** BEGIN Material for this task **

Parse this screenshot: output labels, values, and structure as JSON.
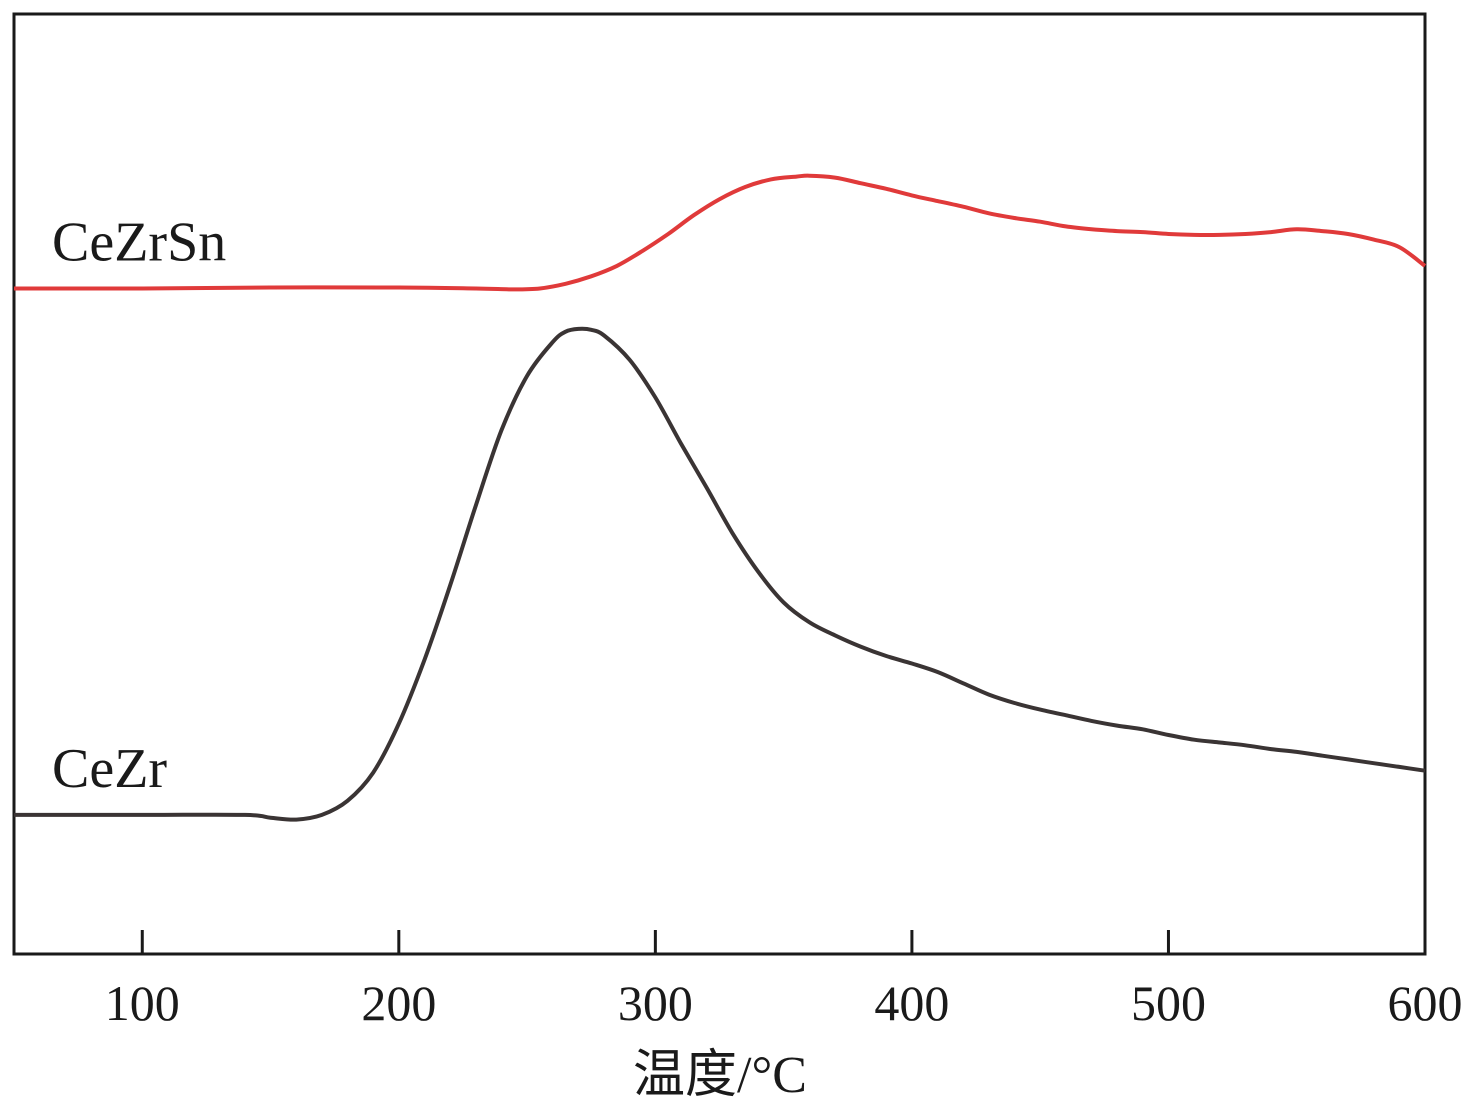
{
  "chart_data": {
    "type": "line",
    "title": "",
    "xlabel": "温度/°C",
    "ylabel": "",
    "xlim": [
      50,
      600
    ],
    "ylim": [
      0,
      100
    ],
    "xticks": [
      100,
      200,
      300,
      400,
      500,
      600
    ],
    "yticks": [],
    "grid": false,
    "legend": "none",
    "series": [
      {
        "name": "CeZrSn",
        "color": "#e03a3a",
        "points": [
          [
            50,
            70.8
          ],
          [
            100,
            70.8
          ],
          [
            150,
            70.9
          ],
          [
            200,
            70.9
          ],
          [
            230,
            70.8
          ],
          [
            245,
            70.7
          ],
          [
            255,
            70.8
          ],
          [
            265,
            71.3
          ],
          [
            275,
            72.1
          ],
          [
            285,
            73.2
          ],
          [
            295,
            74.8
          ],
          [
            305,
            76.6
          ],
          [
            315,
            78.6
          ],
          [
            325,
            80.3
          ],
          [
            335,
            81.6
          ],
          [
            345,
            82.4
          ],
          [
            355,
            82.7
          ],
          [
            360,
            82.8
          ],
          [
            370,
            82.6
          ],
          [
            380,
            82.0
          ],
          [
            390,
            81.4
          ],
          [
            400,
            80.7
          ],
          [
            410,
            80.1
          ],
          [
            420,
            79.5
          ],
          [
            430,
            78.8
          ],
          [
            440,
            78.3
          ],
          [
            450,
            77.9
          ],
          [
            460,
            77.4
          ],
          [
            470,
            77.1
          ],
          [
            480,
            76.9
          ],
          [
            490,
            76.8
          ],
          [
            500,
            76.6
          ],
          [
            510,
            76.5
          ],
          [
            520,
            76.5
          ],
          [
            530,
            76.6
          ],
          [
            540,
            76.8
          ],
          [
            550,
            77.1
          ],
          [
            560,
            76.9
          ],
          [
            570,
            76.6
          ],
          [
            580,
            76.0
          ],
          [
            590,
            75.2
          ],
          [
            600,
            73.2
          ]
        ]
      },
      {
        "name": "CeZr",
        "color": "#3a3434",
        "points": [
          [
            50,
            14.8
          ],
          [
            100,
            14.8
          ],
          [
            140,
            14.8
          ],
          [
            150,
            14.5
          ],
          [
            160,
            14.3
          ],
          [
            170,
            14.8
          ],
          [
            180,
            16.3
          ],
          [
            190,
            19.3
          ],
          [
            200,
            24.5
          ],
          [
            210,
            31.3
          ],
          [
            220,
            39.2
          ],
          [
            230,
            47.7
          ],
          [
            240,
            55.7
          ],
          [
            250,
            61.5
          ],
          [
            260,
            65.1
          ],
          [
            265,
            66.2
          ],
          [
            270,
            66.5
          ],
          [
            275,
            66.4
          ],
          [
            280,
            65.8
          ],
          [
            290,
            63.2
          ],
          [
            300,
            59.2
          ],
          [
            310,
            54.3
          ],
          [
            320,
            49.6
          ],
          [
            330,
            44.8
          ],
          [
            340,
            40.7
          ],
          [
            350,
            37.4
          ],
          [
            360,
            35.3
          ],
          [
            370,
            33.9
          ],
          [
            380,
            32.7
          ],
          [
            390,
            31.7
          ],
          [
            400,
            30.9
          ],
          [
            410,
            30.0
          ],
          [
            420,
            28.8
          ],
          [
            430,
            27.6
          ],
          [
            440,
            26.7
          ],
          [
            450,
            26.0
          ],
          [
            460,
            25.4
          ],
          [
            470,
            24.8
          ],
          [
            480,
            24.3
          ],
          [
            490,
            23.9
          ],
          [
            500,
            23.3
          ],
          [
            510,
            22.8
          ],
          [
            520,
            22.5
          ],
          [
            530,
            22.2
          ],
          [
            540,
            21.8
          ],
          [
            550,
            21.5
          ],
          [
            560,
            21.1
          ],
          [
            570,
            20.7
          ],
          [
            580,
            20.3
          ],
          [
            590,
            19.9
          ],
          [
            600,
            19.5
          ]
        ]
      }
    ]
  }
}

** END Material for this task **

## Directions
Write out each entry exactly as given, omitting any picture.

## Exercise solution
Parse this screenshot: output labels, values, and structure as JSON.
{
  "chart_data": {
    "type": "line",
    "title": "",
    "xlabel": "温度/°C",
    "ylabel": "",
    "xlim": [
      50,
      600
    ],
    "ylim": [
      0,
      100
    ],
    "xticks": [
      100,
      200,
      300,
      400,
      500,
      600
    ],
    "yticks": [],
    "grid": false,
    "legend": "none",
    "series": [
      {
        "name": "CeZrSn",
        "color": "#e03a3a",
        "points": [
          [
            50,
            70.8
          ],
          [
            100,
            70.8
          ],
          [
            150,
            70.9
          ],
          [
            200,
            70.9
          ],
          [
            230,
            70.8
          ],
          [
            245,
            70.7
          ],
          [
            255,
            70.8
          ],
          [
            265,
            71.3
          ],
          [
            275,
            72.1
          ],
          [
            285,
            73.2
          ],
          [
            295,
            74.8
          ],
          [
            305,
            76.6
          ],
          [
            315,
            78.6
          ],
          [
            325,
            80.3
          ],
          [
            335,
            81.6
          ],
          [
            345,
            82.4
          ],
          [
            355,
            82.7
          ],
          [
            360,
            82.8
          ],
          [
            370,
            82.6
          ],
          [
            380,
            82.0
          ],
          [
            390,
            81.4
          ],
          [
            400,
            80.7
          ],
          [
            410,
            80.1
          ],
          [
            420,
            79.5
          ],
          [
            430,
            78.8
          ],
          [
            440,
            78.3
          ],
          [
            450,
            77.9
          ],
          [
            460,
            77.4
          ],
          [
            470,
            77.1
          ],
          [
            480,
            76.9
          ],
          [
            490,
            76.8
          ],
          [
            500,
            76.6
          ],
          [
            510,
            76.5
          ],
          [
            520,
            76.5
          ],
          [
            530,
            76.6
          ],
          [
            540,
            76.8
          ],
          [
            550,
            77.1
          ],
          [
            560,
            76.9
          ],
          [
            570,
            76.6
          ],
          [
            580,
            76.0
          ],
          [
            590,
            75.2
          ],
          [
            600,
            73.2
          ]
        ]
      },
      {
        "name": "CeZr",
        "color": "#3a3434",
        "points": [
          [
            50,
            14.8
          ],
          [
            100,
            14.8
          ],
          [
            140,
            14.8
          ],
          [
            150,
            14.5
          ],
          [
            160,
            14.3
          ],
          [
            170,
            14.8
          ],
          [
            180,
            16.3
          ],
          [
            190,
            19.3
          ],
          [
            200,
            24.5
          ],
          [
            210,
            31.3
          ],
          [
            220,
            39.2
          ],
          [
            230,
            47.7
          ],
          [
            240,
            55.7
          ],
          [
            250,
            61.5
          ],
          [
            260,
            65.1
          ],
          [
            265,
            66.2
          ],
          [
            270,
            66.5
          ],
          [
            275,
            66.4
          ],
          [
            280,
            65.8
          ],
          [
            290,
            63.2
          ],
          [
            300,
            59.2
          ],
          [
            310,
            54.3
          ],
          [
            320,
            49.6
          ],
          [
            330,
            44.8
          ],
          [
            340,
            40.7
          ],
          [
            350,
            37.4
          ],
          [
            360,
            35.3
          ],
          [
            370,
            33.9
          ],
          [
            380,
            32.7
          ],
          [
            390,
            31.7
          ],
          [
            400,
            30.9
          ],
          [
            410,
            30.0
          ],
          [
            420,
            28.8
          ],
          [
            430,
            27.6
          ],
          [
            440,
            26.7
          ],
          [
            450,
            26.0
          ],
          [
            460,
            25.4
          ],
          [
            470,
            24.8
          ],
          [
            480,
            24.3
          ],
          [
            490,
            23.9
          ],
          [
            500,
            23.3
          ],
          [
            510,
            22.8
          ],
          [
            520,
            22.5
          ],
          [
            530,
            22.2
          ],
          [
            540,
            21.8
          ],
          [
            550,
            21.5
          ],
          [
            560,
            21.1
          ],
          [
            570,
            20.7
          ],
          [
            580,
            20.3
          ],
          [
            590,
            19.9
          ],
          [
            600,
            19.5
          ]
        ]
      }
    ]
  }
}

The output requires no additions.